PROBLEM TO SOLVE:
Copy the records below exactly, leaving out every picture.

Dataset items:

-- Begin --

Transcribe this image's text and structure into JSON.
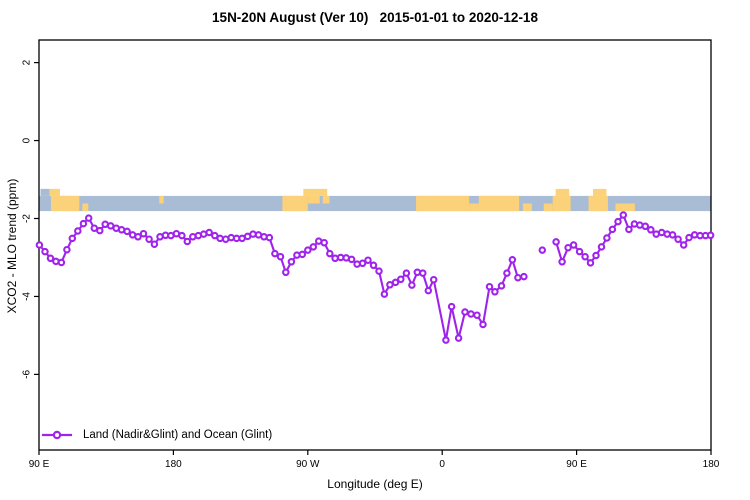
{
  "chart_data": {
    "type": "line",
    "title": "15N-20N August (Ver 10)   2015-01-01 to 2020-12-18",
    "xlabel": "Longitude (deg E)",
    "ylabel": "XCO2 - MLO trend (ppm)",
    "xlim": [
      90,
      540
    ],
    "ylim": [
      -7.94,
      2.58
    ],
    "grid": false,
    "legend_position": "bottom-left",
    "x_ticks": [
      {
        "value": 90,
        "label": "90 E"
      },
      {
        "value": 180,
        "label": "180"
      },
      {
        "value": 270,
        "label": "90 W"
      },
      {
        "value": 360,
        "label": "0"
      },
      {
        "value": 450,
        "label": "90 E"
      },
      {
        "value": 540,
        "label": "180"
      }
    ],
    "y_ticks": [
      {
        "value": 2,
        "label": "2"
      },
      {
        "value": 0,
        "label": "0"
      },
      {
        "value": -2,
        "label": "-2"
      },
      {
        "value": -4,
        "label": "-4"
      },
      {
        "value": -6,
        "label": "-6"
      }
    ],
    "series": [
      {
        "name": "Land (Nadir&Glint) and Ocean (Glint)",
        "color": "#A023EC",
        "marker": "open-circle",
        "segments": [
          {
            "x": [
              90.3,
              94.0,
              97.7,
              101.3,
              105.0,
              108.7,
              112.3,
              116.0,
              119.7,
              123.3,
              127.0,
              130.7,
              134.3,
              138.0,
              141.7,
              145.3,
              149.0,
              152.7,
              156.3,
              160.0,
              163.7,
              167.3,
              171.0,
              174.7,
              178.3,
              182.0,
              185.7,
              189.3,
              193.0,
              196.7,
              200.3,
              204.0,
              207.7,
              211.3,
              215.0,
              218.7,
              222.3,
              226.0,
              229.7,
              233.3,
              237.0,
              240.7,
              244.3,
              248.0,
              251.7,
              255.3,
              259.0,
              262.7,
              266.3,
              270.0,
              273.7,
              277.3,
              281.0,
              284.7,
              288.3,
              292.0,
              295.7,
              299.3,
              303.0,
              306.7,
              310.3,
              314.0,
              317.7,
              321.3,
              325.0,
              328.7,
              332.3,
              336.0,
              339.7,
              343.3,
              347.0,
              350.7,
              354.3,
              362.5,
              366.3,
              371.0,
              375.3,
              379.3,
              383.3,
              387.3,
              391.7,
              395.3,
              399.7,
              403.3,
              407.0,
              410.7,
              414.7
            ],
            "y": [
              -2.68,
              -2.85,
              -3.02,
              -3.1,
              -3.13,
              -2.8,
              -2.51,
              -2.32,
              -2.13,
              -1.99,
              -2.25,
              -2.31,
              -2.15,
              -2.19,
              -2.25,
              -2.29,
              -2.33,
              -2.42,
              -2.47,
              -2.39,
              -2.53,
              -2.66,
              -2.47,
              -2.43,
              -2.44,
              -2.39,
              -2.44,
              -2.59,
              -2.47,
              -2.44,
              -2.4,
              -2.36,
              -2.44,
              -2.51,
              -2.53,
              -2.49,
              -2.51,
              -2.51,
              -2.46,
              -2.4,
              -2.42,
              -2.47,
              -2.49,
              -2.9,
              -2.98,
              -3.38,
              -3.11,
              -2.94,
              -2.92,
              -2.81,
              -2.73,
              -2.58,
              -2.62,
              -2.9,
              -3.02,
              -3.0,
              -3.01,
              -3.05,
              -3.17,
              -3.15,
              -3.07,
              -3.2,
              -3.35,
              -3.94,
              -3.7,
              -3.64,
              -3.56,
              -3.4,
              -3.71,
              -3.38,
              -3.4,
              -3.85,
              -3.57,
              -5.12,
              -4.26,
              -5.07,
              -4.4,
              -4.45,
              -4.48,
              -4.72,
              -3.75,
              -3.88,
              -3.73,
              -3.4,
              -3.06,
              -3.52,
              -3.49
            ]
          },
          {
            "x": [
              427.0
            ],
            "y": [
              -2.81
            ],
            "isolated": true
          },
          {
            "x": [
              436.3,
              440.3,
              444.3,
              448.0,
              452.0,
              455.7,
              459.3,
              463.0,
              466.7,
              470.3,
              474.0,
              477.7,
              481.3,
              485.0,
              488.7,
              492.3,
              496.0,
              499.7,
              503.3,
              507.0,
              510.7,
              514.3,
              518.0,
              521.7,
              525.3,
              529.0,
              532.7,
              536.3,
              539.7
            ],
            "y": [
              -2.6,
              -3.11,
              -2.75,
              -2.68,
              -2.85,
              -2.98,
              -3.14,
              -2.95,
              -2.73,
              -2.5,
              -2.28,
              -2.08,
              -1.91,
              -2.28,
              -2.14,
              -2.17,
              -2.2,
              -2.29,
              -2.4,
              -2.36,
              -2.4,
              -2.42,
              -2.53,
              -2.68,
              -2.49,
              -2.42,
              -2.44,
              -2.44,
              -2.43
            ]
          }
        ]
      }
    ],
    "map_band": {
      "description": "world map strip of the 15N-20N latitude band drawn across the plot",
      "ocean_color": "#A9BCD6",
      "land_color": "#FBD17A",
      "top_value": -1.42,
      "bottom_value": -1.81,
      "bump_top_value": -1.24,
      "segments": [
        {
          "from": 91,
          "to": 97,
          "part": "above",
          "type": "ocean"
        },
        {
          "from": 97,
          "to": 104,
          "part": "above",
          "type": "land"
        },
        {
          "from": 98,
          "to": 117,
          "part": "full",
          "type": "land"
        },
        {
          "from": 119,
          "to": 123,
          "part": "bottom",
          "type": "land"
        },
        {
          "from": 170.5,
          "to": 173.5,
          "part": "top",
          "type": "land"
        },
        {
          "from": 253,
          "to": 270,
          "part": "full",
          "type": "land"
        },
        {
          "from": 267,
          "to": 283,
          "part": "above",
          "type": "land"
        },
        {
          "from": 270,
          "to": 278,
          "part": "top",
          "type": "land"
        },
        {
          "from": 280,
          "to": 284.5,
          "part": "top",
          "type": "land"
        },
        {
          "from": 342.5,
          "to": 378,
          "part": "full",
          "type": "land"
        },
        {
          "from": 378,
          "to": 385,
          "part": "bottom",
          "type": "land"
        },
        {
          "from": 384.5,
          "to": 411.5,
          "part": "full",
          "type": "land"
        },
        {
          "from": 414,
          "to": 420,
          "part": "bottom",
          "type": "land"
        },
        {
          "from": 428,
          "to": 434,
          "part": "bottom",
          "type": "land"
        },
        {
          "from": 436,
          "to": 445,
          "part": "above",
          "type": "land"
        },
        {
          "from": 434,
          "to": 446,
          "part": "full",
          "type": "land"
        },
        {
          "from": 458,
          "to": 471,
          "part": "full",
          "type": "land"
        },
        {
          "from": 461,
          "to": 470,
          "part": "above",
          "type": "land"
        },
        {
          "from": 476,
          "to": 489,
          "part": "bottom",
          "type": "land"
        }
      ]
    }
  },
  "legend": {
    "label": "Land (Nadir&Glint) and Ocean (Glint)"
  },
  "frame": {
    "border_color": "#000000",
    "tick_color": "#000000",
    "background": "#ffffff"
  }
}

-- End --

RESULT OF THIS TASK:
Transcribe this image's text and structure into JSON.
{
  "chart_data": {
    "type": "line",
    "title": "15N-20N August (Ver 10)   2015-01-01 to 2020-12-18",
    "xlabel": "Longitude (deg E)",
    "ylabel": "XCO2 - MLO trend (ppm)",
    "xlim": [
      90,
      540
    ],
    "ylim": [
      -7.94,
      2.58
    ],
    "grid": false,
    "legend_position": "bottom-left",
    "x_ticks": [
      {
        "value": 90,
        "label": "90 E"
      },
      {
        "value": 180,
        "label": "180"
      },
      {
        "value": 270,
        "label": "90 W"
      },
      {
        "value": 360,
        "label": "0"
      },
      {
        "value": 450,
        "label": "90 E"
      },
      {
        "value": 540,
        "label": "180"
      }
    ],
    "y_ticks": [
      {
        "value": 2,
        "label": "2"
      },
      {
        "value": 0,
        "label": "0"
      },
      {
        "value": -2,
        "label": "-2"
      },
      {
        "value": -4,
        "label": "-4"
      },
      {
        "value": -6,
        "label": "-6"
      }
    ],
    "series": [
      {
        "name": "Land (Nadir&Glint) and Ocean (Glint)",
        "color": "#A023EC",
        "marker": "open-circle",
        "segments": [
          {
            "x": [
              90.3,
              94.0,
              97.7,
              101.3,
              105.0,
              108.7,
              112.3,
              116.0,
              119.7,
              123.3,
              127.0,
              130.7,
              134.3,
              138.0,
              141.7,
              145.3,
              149.0,
              152.7,
              156.3,
              160.0,
              163.7,
              167.3,
              171.0,
              174.7,
              178.3,
              182.0,
              185.7,
              189.3,
              193.0,
              196.7,
              200.3,
              204.0,
              207.7,
              211.3,
              215.0,
              218.7,
              222.3,
              226.0,
              229.7,
              233.3,
              237.0,
              240.7,
              244.3,
              248.0,
              251.7,
              255.3,
              259.0,
              262.7,
              266.3,
              270.0,
              273.7,
              277.3,
              281.0,
              284.7,
              288.3,
              292.0,
              295.7,
              299.3,
              303.0,
              306.7,
              310.3,
              314.0,
              317.7,
              321.3,
              325.0,
              328.7,
              332.3,
              336.0,
              339.7,
              343.3,
              347.0,
              350.7,
              354.3,
              362.5,
              366.3,
              371.0,
              375.3,
              379.3,
              383.3,
              387.3,
              391.7,
              395.3,
              399.7,
              403.3,
              407.0,
              410.7,
              414.7
            ],
            "y": [
              -2.68,
              -2.85,
              -3.02,
              -3.1,
              -3.13,
              -2.8,
              -2.51,
              -2.32,
              -2.13,
              -1.99,
              -2.25,
              -2.31,
              -2.15,
              -2.19,
              -2.25,
              -2.29,
              -2.33,
              -2.42,
              -2.47,
              -2.39,
              -2.53,
              -2.66,
              -2.47,
              -2.43,
              -2.44,
              -2.39,
              -2.44,
              -2.59,
              -2.47,
              -2.44,
              -2.4,
              -2.36,
              -2.44,
              -2.51,
              -2.53,
              -2.49,
              -2.51,
              -2.51,
              -2.46,
              -2.4,
              -2.42,
              -2.47,
              -2.49,
              -2.9,
              -2.98,
              -3.38,
              -3.11,
              -2.94,
              -2.92,
              -2.81,
              -2.73,
              -2.58,
              -2.62,
              -2.9,
              -3.02,
              -3.0,
              -3.01,
              -3.05,
              -3.17,
              -3.15,
              -3.07,
              -3.2,
              -3.35,
              -3.94,
              -3.7,
              -3.64,
              -3.56,
              -3.4,
              -3.71,
              -3.38,
              -3.4,
              -3.85,
              -3.57,
              -5.12,
              -4.26,
              -5.07,
              -4.4,
              -4.45,
              -4.48,
              -4.72,
              -3.75,
              -3.88,
              -3.73,
              -3.4,
              -3.06,
              -3.52,
              -3.49
            ]
          },
          {
            "x": [
              427.0
            ],
            "y": [
              -2.81
            ],
            "isolated": true
          },
          {
            "x": [
              436.3,
              440.3,
              444.3,
              448.0,
              452.0,
              455.7,
              459.3,
              463.0,
              466.7,
              470.3,
              474.0,
              477.7,
              481.3,
              485.0,
              488.7,
              492.3,
              496.0,
              499.7,
              503.3,
              507.0,
              510.7,
              514.3,
              518.0,
              521.7,
              525.3,
              529.0,
              532.7,
              536.3,
              539.7
            ],
            "y": [
              -2.6,
              -3.11,
              -2.75,
              -2.68,
              -2.85,
              -2.98,
              -3.14,
              -2.95,
              -2.73,
              -2.5,
              -2.28,
              -2.08,
              -1.91,
              -2.28,
              -2.14,
              -2.17,
              -2.2,
              -2.29,
              -2.4,
              -2.36,
              -2.4,
              -2.42,
              -2.53,
              -2.68,
              -2.49,
              -2.42,
              -2.44,
              -2.44,
              -2.43
            ]
          }
        ]
      }
    ],
    "map_band": {
      "description": "world map strip of the 15N-20N latitude band drawn across the plot",
      "ocean_color": "#A9BCD6",
      "land_color": "#FBD17A",
      "top_value": -1.42,
      "bottom_value": -1.81,
      "bump_top_value": -1.24,
      "segments": [
        {
          "from": 91,
          "to": 97,
          "part": "above",
          "type": "ocean"
        },
        {
          "from": 97,
          "to": 104,
          "part": "above",
          "type": "land"
        },
        {
          "from": 98,
          "to": 117,
          "part": "full",
          "type": "land"
        },
        {
          "from": 119,
          "to": 123,
          "part": "bottom",
          "type": "land"
        },
        {
          "from": 170.5,
          "to": 173.5,
          "part": "top",
          "type": "land"
        },
        {
          "from": 253,
          "to": 270,
          "part": "full",
          "type": "land"
        },
        {
          "from": 267,
          "to": 283,
          "part": "above",
          "type": "land"
        },
        {
          "from": 270,
          "to": 278,
          "part": "top",
          "type": "land"
        },
        {
          "from": 280,
          "to": 284.5,
          "part": "top",
          "type": "land"
        },
        {
          "from": 342.5,
          "to": 378,
          "part": "full",
          "type": "land"
        },
        {
          "from": 378,
          "to": 385,
          "part": "bottom",
          "type": "land"
        },
        {
          "from": 384.5,
          "to": 411.5,
          "part": "full",
          "type": "land"
        },
        {
          "from": 414,
          "to": 420,
          "part": "bottom",
          "type": "land"
        },
        {
          "from": 428,
          "to": 434,
          "part": "bottom",
          "type": "land"
        },
        {
          "from": 436,
          "to": 445,
          "part": "above",
          "type": "land"
        },
        {
          "from": 434,
          "to": 446,
          "part": "full",
          "type": "land"
        },
        {
          "from": 458,
          "to": 471,
          "part": "full",
          "type": "land"
        },
        {
          "from": 461,
          "to": 470,
          "part": "above",
          "type": "land"
        },
        {
          "from": 476,
          "to": 489,
          "part": "bottom",
          "type": "land"
        }
      ]
    }
  },
  "legend": {
    "label": "Land (Nadir&Glint) and Ocean (Glint)"
  },
  "frame": {
    "border_color": "#000000",
    "tick_color": "#000000",
    "background": "#ffffff"
  }
}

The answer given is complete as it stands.